Task objective
Locate every line below that contains the word "title" and copy it.

#### Source data

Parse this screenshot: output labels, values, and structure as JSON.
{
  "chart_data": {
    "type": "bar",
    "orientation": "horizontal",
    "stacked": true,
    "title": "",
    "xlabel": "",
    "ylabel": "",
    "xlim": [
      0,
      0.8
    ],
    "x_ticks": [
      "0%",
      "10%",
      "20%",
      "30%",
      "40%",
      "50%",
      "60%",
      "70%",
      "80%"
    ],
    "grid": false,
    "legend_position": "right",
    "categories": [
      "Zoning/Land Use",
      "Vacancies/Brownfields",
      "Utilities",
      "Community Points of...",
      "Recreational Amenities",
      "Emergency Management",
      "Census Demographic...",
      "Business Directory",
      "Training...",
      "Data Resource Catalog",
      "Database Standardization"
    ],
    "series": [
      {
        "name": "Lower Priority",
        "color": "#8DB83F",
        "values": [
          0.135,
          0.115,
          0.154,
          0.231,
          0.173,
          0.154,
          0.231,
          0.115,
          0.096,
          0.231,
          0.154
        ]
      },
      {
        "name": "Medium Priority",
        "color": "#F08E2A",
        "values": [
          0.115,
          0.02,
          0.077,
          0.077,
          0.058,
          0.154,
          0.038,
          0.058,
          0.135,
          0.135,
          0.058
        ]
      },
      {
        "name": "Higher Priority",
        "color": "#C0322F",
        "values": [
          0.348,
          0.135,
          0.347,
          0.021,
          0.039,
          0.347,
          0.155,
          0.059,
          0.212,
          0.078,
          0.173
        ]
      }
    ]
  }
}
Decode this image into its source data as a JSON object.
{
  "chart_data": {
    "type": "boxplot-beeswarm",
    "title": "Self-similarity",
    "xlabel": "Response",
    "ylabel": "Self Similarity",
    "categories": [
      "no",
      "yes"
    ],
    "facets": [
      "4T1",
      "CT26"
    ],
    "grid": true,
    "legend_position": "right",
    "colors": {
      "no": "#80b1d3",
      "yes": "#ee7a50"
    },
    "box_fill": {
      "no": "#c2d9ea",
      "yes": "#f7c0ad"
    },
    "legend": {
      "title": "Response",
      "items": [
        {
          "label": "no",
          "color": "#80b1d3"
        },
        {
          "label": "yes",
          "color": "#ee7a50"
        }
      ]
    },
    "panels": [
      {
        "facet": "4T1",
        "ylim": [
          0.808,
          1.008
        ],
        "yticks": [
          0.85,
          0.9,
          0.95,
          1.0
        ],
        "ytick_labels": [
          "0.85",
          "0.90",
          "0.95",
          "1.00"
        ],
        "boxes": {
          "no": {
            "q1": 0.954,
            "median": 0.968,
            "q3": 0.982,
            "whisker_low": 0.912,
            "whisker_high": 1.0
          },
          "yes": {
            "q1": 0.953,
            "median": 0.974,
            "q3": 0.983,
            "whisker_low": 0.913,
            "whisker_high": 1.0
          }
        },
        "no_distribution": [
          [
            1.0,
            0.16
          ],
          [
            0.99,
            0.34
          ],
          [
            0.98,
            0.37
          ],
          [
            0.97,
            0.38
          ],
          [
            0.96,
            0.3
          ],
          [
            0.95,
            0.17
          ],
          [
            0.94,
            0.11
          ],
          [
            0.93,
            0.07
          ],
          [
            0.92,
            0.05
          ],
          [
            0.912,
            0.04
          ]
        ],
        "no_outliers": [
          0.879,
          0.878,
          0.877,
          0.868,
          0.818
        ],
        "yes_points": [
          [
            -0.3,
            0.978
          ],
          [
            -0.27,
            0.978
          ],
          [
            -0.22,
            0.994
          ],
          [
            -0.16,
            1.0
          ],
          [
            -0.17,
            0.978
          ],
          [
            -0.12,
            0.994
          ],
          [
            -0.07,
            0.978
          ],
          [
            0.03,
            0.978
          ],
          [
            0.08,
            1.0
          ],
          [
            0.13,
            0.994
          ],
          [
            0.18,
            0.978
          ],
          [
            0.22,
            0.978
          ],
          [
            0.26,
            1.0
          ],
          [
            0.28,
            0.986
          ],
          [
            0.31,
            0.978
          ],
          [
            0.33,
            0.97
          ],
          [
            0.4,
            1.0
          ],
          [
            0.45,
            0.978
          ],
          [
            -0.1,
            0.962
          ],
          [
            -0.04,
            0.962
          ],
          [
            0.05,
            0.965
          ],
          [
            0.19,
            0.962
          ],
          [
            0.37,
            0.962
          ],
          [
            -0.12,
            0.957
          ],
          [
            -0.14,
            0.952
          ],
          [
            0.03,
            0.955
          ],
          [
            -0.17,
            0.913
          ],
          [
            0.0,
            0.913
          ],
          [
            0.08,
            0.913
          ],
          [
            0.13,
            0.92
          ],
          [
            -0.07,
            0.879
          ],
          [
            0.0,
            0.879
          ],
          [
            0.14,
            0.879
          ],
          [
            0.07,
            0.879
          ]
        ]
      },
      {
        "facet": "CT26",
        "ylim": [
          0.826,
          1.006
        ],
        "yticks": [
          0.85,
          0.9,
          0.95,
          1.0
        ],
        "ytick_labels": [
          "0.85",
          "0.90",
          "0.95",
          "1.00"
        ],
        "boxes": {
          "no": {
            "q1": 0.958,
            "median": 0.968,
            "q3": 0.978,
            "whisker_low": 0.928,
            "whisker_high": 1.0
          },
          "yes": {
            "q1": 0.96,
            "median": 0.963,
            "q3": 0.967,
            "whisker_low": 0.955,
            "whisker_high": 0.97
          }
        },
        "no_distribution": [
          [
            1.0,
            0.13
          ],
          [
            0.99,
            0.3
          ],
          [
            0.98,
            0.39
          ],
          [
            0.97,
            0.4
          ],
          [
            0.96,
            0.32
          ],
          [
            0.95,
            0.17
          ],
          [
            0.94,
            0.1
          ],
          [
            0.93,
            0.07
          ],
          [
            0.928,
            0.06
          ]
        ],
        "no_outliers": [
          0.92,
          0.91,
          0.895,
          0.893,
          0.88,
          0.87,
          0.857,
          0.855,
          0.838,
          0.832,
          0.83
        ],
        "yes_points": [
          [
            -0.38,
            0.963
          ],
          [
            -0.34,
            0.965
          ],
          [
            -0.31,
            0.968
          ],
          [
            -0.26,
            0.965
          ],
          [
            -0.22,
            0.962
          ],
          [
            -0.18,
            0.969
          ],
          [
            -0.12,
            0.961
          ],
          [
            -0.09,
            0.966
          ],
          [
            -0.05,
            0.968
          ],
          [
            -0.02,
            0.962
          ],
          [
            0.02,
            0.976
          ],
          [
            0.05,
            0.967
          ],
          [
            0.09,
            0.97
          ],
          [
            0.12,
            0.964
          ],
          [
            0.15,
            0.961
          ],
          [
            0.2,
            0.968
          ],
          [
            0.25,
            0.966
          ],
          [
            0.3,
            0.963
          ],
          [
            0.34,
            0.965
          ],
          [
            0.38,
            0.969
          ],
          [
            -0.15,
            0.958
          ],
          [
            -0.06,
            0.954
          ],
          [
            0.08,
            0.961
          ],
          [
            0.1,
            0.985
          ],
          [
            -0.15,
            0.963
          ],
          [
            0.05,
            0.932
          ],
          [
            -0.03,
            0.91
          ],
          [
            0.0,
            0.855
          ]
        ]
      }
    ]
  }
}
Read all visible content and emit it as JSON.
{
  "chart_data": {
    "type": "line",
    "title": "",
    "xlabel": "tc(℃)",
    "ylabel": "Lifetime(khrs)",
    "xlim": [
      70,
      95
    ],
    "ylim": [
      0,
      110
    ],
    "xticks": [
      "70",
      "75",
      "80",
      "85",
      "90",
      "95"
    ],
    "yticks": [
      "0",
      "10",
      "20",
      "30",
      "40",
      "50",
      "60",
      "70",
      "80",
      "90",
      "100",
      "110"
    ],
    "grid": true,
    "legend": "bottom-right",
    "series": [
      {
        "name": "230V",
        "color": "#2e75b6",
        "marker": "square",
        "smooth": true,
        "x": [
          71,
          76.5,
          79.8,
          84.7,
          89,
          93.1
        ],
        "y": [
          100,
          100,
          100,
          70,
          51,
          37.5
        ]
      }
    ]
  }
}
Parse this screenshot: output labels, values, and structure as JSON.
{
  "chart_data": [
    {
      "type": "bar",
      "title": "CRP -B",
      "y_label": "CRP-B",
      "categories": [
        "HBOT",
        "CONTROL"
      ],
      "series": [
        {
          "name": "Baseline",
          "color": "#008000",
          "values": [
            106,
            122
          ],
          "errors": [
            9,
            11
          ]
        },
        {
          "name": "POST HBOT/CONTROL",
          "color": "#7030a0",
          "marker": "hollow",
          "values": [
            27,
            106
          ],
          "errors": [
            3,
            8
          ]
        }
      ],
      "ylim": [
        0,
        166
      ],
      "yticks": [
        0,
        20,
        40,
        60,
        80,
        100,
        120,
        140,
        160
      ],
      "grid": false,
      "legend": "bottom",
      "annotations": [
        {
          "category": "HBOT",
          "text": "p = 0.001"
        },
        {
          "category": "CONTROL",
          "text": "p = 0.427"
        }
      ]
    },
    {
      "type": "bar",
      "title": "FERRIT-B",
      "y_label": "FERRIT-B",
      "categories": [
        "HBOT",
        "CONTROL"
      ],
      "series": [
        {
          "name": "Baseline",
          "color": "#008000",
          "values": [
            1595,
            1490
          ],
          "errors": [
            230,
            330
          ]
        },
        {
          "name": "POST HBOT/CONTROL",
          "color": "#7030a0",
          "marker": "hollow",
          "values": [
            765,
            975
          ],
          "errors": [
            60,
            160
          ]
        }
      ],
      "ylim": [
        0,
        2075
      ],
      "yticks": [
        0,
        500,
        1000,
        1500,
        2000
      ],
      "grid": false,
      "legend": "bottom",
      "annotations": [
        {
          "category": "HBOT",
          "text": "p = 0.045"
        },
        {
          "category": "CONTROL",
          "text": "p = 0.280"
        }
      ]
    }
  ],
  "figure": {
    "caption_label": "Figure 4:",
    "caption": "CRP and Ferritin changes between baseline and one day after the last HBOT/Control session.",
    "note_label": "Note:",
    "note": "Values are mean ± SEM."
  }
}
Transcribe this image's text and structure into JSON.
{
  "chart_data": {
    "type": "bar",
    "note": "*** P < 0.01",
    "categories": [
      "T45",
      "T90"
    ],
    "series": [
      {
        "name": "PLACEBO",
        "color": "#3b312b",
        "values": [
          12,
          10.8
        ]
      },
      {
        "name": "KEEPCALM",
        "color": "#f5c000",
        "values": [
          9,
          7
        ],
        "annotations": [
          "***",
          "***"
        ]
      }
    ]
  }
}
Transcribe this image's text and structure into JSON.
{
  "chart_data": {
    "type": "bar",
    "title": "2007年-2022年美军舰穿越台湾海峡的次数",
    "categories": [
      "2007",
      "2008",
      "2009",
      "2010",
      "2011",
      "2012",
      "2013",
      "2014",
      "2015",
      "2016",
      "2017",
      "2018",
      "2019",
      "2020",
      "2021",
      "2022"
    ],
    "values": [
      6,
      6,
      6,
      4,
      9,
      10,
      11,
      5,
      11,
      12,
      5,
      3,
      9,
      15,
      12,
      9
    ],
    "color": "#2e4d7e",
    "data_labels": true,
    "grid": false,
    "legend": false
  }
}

########

Task output
    "title": "",
    "title": "Self-similarity",
      "title": "Response",
    "title": "",
      "title": "CRP -B",
      "title": "FERRIT-B",
    "title": "2007年-2022年美军舰穿越台湾海峡的次数",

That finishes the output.